> [EXERCISE OBJECTIVE]: Copy each line containing the word "环境优美" from the records that follow, please.

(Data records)
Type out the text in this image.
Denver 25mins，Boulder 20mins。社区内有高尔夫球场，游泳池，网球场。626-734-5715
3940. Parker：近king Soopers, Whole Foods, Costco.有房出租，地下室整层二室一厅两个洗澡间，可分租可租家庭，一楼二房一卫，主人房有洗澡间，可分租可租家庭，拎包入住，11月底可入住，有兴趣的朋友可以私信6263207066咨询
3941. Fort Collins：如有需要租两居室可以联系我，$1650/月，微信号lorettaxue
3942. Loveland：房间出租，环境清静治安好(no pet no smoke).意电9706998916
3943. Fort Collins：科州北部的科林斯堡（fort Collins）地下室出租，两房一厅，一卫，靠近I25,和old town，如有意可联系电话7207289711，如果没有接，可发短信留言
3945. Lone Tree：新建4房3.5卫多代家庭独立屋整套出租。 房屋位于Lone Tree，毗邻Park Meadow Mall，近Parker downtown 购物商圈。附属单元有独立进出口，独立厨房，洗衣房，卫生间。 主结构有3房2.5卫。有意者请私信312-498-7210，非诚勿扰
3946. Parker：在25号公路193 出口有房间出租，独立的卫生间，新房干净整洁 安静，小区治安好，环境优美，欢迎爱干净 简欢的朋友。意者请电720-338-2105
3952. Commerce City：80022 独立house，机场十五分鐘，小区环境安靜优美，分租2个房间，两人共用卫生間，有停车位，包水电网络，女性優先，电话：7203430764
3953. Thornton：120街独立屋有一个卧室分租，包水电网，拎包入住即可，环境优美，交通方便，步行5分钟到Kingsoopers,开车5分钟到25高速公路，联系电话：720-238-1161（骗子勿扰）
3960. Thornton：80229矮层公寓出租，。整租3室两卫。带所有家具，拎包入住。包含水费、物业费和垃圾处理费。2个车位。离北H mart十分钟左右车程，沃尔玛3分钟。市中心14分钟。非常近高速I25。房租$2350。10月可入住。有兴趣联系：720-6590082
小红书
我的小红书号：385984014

> [FINAL ANSWER]:
3946. Parker：在25号公路193 出口有房间出租，独立的卫生间，新房干净整洁 安静，小区治安好，环境优美，欢迎爱干净 简欢的朋友。意者请电720-338-2105
3953. Thornton：120街独立屋有一个卧室分租，包水电网，拎包入住即可，环境优美，交通方便，步行5分钟到Kingsoopers,开车5分钟到25高速公路，联系电话：720-238-1161（骗子勿扰）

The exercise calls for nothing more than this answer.